Element and coordinate data

┄┄┄┄┄┄

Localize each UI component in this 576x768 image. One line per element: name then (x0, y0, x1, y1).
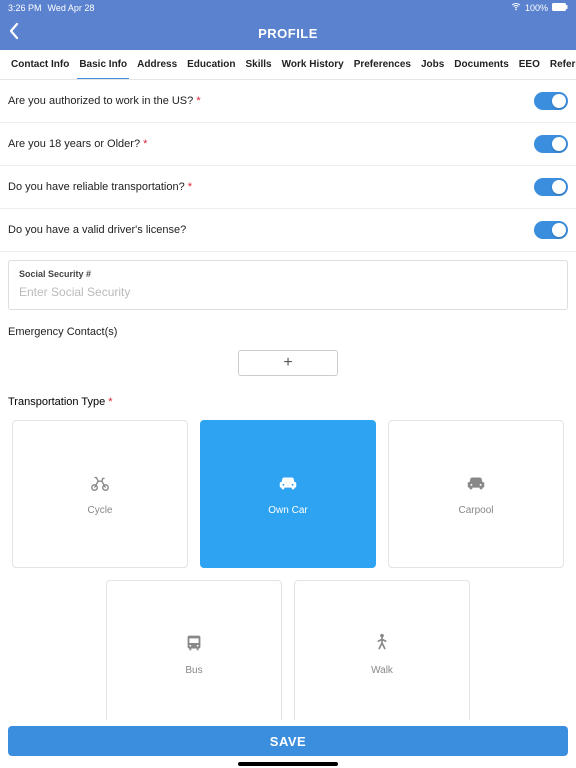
status-time: 3:26 PM (8, 3, 42, 13)
question-toggle[interactable] (534, 221, 568, 239)
question-row: Are you authorized to work in the US? * (0, 80, 576, 123)
back-button[interactable] (8, 22, 20, 44)
ssn-input[interactable] (19, 285, 557, 299)
ssn-field-container: Social Security # (8, 260, 568, 310)
tab-eeo[interactable]: EEO (514, 50, 545, 79)
tab-basic-info[interactable]: Basic Info (74, 50, 132, 79)
transport-option-label: Walk (371, 665, 393, 676)
bike-icon (89, 472, 111, 497)
transport-option-label: Bus (185, 665, 202, 676)
tab-work-history[interactable]: Work History (277, 50, 349, 79)
add-emergency-contact-button[interactable]: + (238, 350, 338, 376)
question-row: Do you have reliable transportation? * (0, 166, 576, 209)
wifi-icon (511, 3, 521, 13)
car-icon (277, 472, 299, 497)
save-button[interactable]: SAVE (8, 726, 568, 756)
question-toggle[interactable] (534, 92, 568, 110)
footer: SAVE (0, 720, 576, 768)
app-header: PROFILE (0, 16, 576, 50)
question-label: Are you authorized to work in the US? * (8, 95, 201, 107)
transport-option-label: Own Car (268, 505, 307, 516)
status-date: Wed Apr 28 (48, 3, 95, 13)
status-bar: 3:26 PM Wed Apr 28 100% (0, 0, 576, 16)
question-label: Are you 18 years or Older? * (8, 138, 147, 150)
content-scroll[interactable]: Are you authorized to work in the US? * A… (0, 80, 576, 720)
question-row: Are you 18 years or Older? * (0, 123, 576, 166)
bus-icon (183, 632, 205, 657)
page-title: PROFILE (0, 26, 576, 41)
transport-option-label: Cycle (87, 505, 112, 516)
question-label: Do you have reliable transportation? * (8, 181, 192, 193)
tab-preferences[interactable]: Preferences (349, 50, 416, 79)
question-label: Do you have a valid driver's license? (8, 224, 186, 236)
battery-pct: 100% (525, 3, 548, 13)
tab-contact-info[interactable]: Contact Info (6, 50, 74, 79)
battery-icon (552, 3, 568, 13)
transportation-type-label: Transportation Type * (0, 386, 576, 414)
transport-option-cycle[interactable]: Cycle (12, 420, 188, 568)
transport-option-own-car[interactable]: Own Car (200, 420, 376, 568)
tab-address[interactable]: Address (132, 50, 182, 79)
profile-tabs: Contact InfoBasic InfoAddressEducationSk… (0, 50, 576, 80)
ssn-label: Social Security # (19, 269, 557, 279)
walk-icon (371, 632, 393, 657)
tab-documents[interactable]: Documents (449, 50, 513, 79)
tab-skills[interactable]: Skills (240, 50, 276, 79)
transportation-grid: Cycle Own Car Carpool (0, 414, 576, 574)
transport-option-walk[interactable]: Walk (294, 580, 470, 720)
transport-option-label: Carpool (458, 505, 493, 516)
tab-references[interactable]: References (545, 50, 576, 79)
question-toggle[interactable] (534, 178, 568, 196)
tab-jobs[interactable]: Jobs (416, 50, 449, 79)
carpool-icon (465, 472, 487, 497)
tab-education[interactable]: Education (182, 50, 240, 79)
question-row: Do you have a valid driver's license? (0, 209, 576, 252)
home-indicator (238, 762, 338, 766)
plus-icon: + (283, 354, 292, 371)
question-toggle[interactable] (534, 135, 568, 153)
transportation-grid-row2: Bus Walk (0, 574, 576, 720)
emergency-contacts-label: Emergency Contact(s) (0, 318, 576, 346)
transport-option-carpool[interactable]: Carpool (388, 420, 564, 568)
transport-option-bus[interactable]: Bus (106, 580, 282, 720)
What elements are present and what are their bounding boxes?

┄┄┄┄┄┄

Goal — Recast every line of the data above as a Markdown table with the columns "Row" and "Data line". Skip blank lines and leave out the pictures.

Exercise answer —
| Row | Data line |
|---|---|
| 1 | Localize each UI component in this 576x768 image. One line per element: name then (x0, y0, x1, y1). |
| 2 | status-time: 3:26 PM (8, 3, 42, 13) |
| 3 | question-toggle[interactable] (534, 221, 568, 239) |
| 4 | question-row: Are you authorized to work in the US? * (0, 80, 576, 123) |
| 5 | back-button[interactable] (8, 22, 20, 44) |
| 6 | ssn-input[interactable] (19, 285, 557, 299) |
| 7 | ssn-field-container: Social Security # (8, 260, 568, 310) |
| 8 | tab-eeo[interactable]: EEO (514, 50, 545, 79) |
| 9 | tab-basic-info[interactable]: Basic Info (74, 50, 132, 79) |
| 10 | transport-option-label: Walk (371, 665, 393, 676) |
| 11 | bike-icon (89, 472, 111, 497) |
| 12 | transport-option-label: Bus (185, 665, 202, 676) |
| 13 | tab-work-history[interactable]: Work History (277, 50, 349, 79) |
| 14 | add-emergency-contact-button[interactable]: + (238, 350, 338, 376) |
| 15 | question-row: Do you have reliable transportation? * (0, 166, 576, 209) |
| 16 | wifi-icon (511, 3, 521, 13) |
| 17 | car-icon (277, 472, 299, 497) |
| 18 | save-button[interactable]: SAVE (8, 726, 568, 756) |
| 19 | question-toggle[interactable] (534, 92, 568, 110) |
| 20 | footer: SAVE (0, 720, 576, 768) |
| 21 | app-header: PROFILE (0, 16, 576, 50) |
| 22 | question-label: Are you authorized to work in the US? * (8, 95, 201, 107) |
| 23 | transport-option-label: Own Car (268, 505, 307, 516) |
| 24 | status-date: Wed Apr 28 (48, 3, 95, 13) |
| 25 | status-bar: 3:26 PM Wed Apr 28 100% (0, 0, 576, 16) |
| 26 | question-label: Are you 18 years or Older? * (8, 138, 147, 150) |
| 27 | content-scroll[interactable]: Are you authorized to work in the US? * A… (0, 80, 576, 720) |
| 28 | question-row: Are you 18 years or Older? * (0, 123, 576, 166) |
| 29 | bus-icon (183, 632, 205, 657) |
| 30 | page-title: PROFILE (0, 26, 576, 41) |
| 31 | transport-option-label: Cycle (87, 505, 112, 516) |
| 32 | question-label: Do you have reliable transportation? * (8, 181, 192, 193) |
| 33 | tab-preferences[interactable]: Preferences (349, 50, 416, 79) |
| 34 | question-label: Do you have a valid driver's license? (8, 224, 186, 236) |
| 35 | battery-pct: 100% (525, 3, 548, 13) |
| 36 | tab-contact-info[interactable]: Contact Info (6, 50, 74, 79) |
| 37 | battery-icon (552, 3, 568, 13) |
| 38 | transportation-type-label: Transportation Type * (0, 386, 576, 414) |
| 39 | transport-option-cycle[interactable]: Cycle (12, 420, 188, 568) |
| 40 | transport-option-own-car[interactable]: Own Car (200, 420, 376, 568) |
| 41 | tab-address[interactable]: Address (132, 50, 182, 79) |
| 42 | profile-tabs: Contact InfoBasic InfoAddressEducationSk… (0, 50, 576, 80) |
| 43 | ssn-label: Social Security # (19, 269, 557, 279) |
| 44 | walk-icon (371, 632, 393, 657) |
| 45 | tab-documents[interactable]: Documents (449, 50, 513, 79) |
| 46 | tab-skills[interactable]: Skills (240, 50, 276, 79) |
| 47 | transportation-grid: Cycle Own Car Carpool (0, 414, 576, 574) |
| 48 | transport-option-walk[interactable]: Walk (294, 580, 470, 720) |
| 49 | transport-option-label: Carpool (458, 505, 493, 516) |
| 50 | tab-references[interactable]: References (545, 50, 576, 79) |
| 51 | question-toggle[interactable] (534, 178, 568, 196) |
| 52 | tab-jobs[interactable]: Jobs (416, 50, 449, 79) |
| 53 | carpool-icon (465, 472, 487, 497) |
| 54 | tab-education[interactable]: Education (182, 50, 240, 79) |
| 55 | question-row: Do you have a valid driver's license? (0, 209, 576, 252) |
| 56 | home-indicator (238, 762, 338, 766) |
| 57 | plus-icon: + (283, 354, 292, 371) |
| 58 | question-toggle[interactable] (534, 135, 568, 153) |
| 59 | transportation-grid-row2: Bus Walk (0, 574, 576, 720) |
| 60 | emergency-contacts-label: Emergency Contact(s) (0, 318, 576, 346) |
| 61 | transport-option-carpool[interactable]: Carpool (388, 420, 564, 568) |
| 62 | transport-option-bus[interactable]: Bus (106, 580, 282, 720) |
| 63 | What elements are present and what are their bounding boxes? |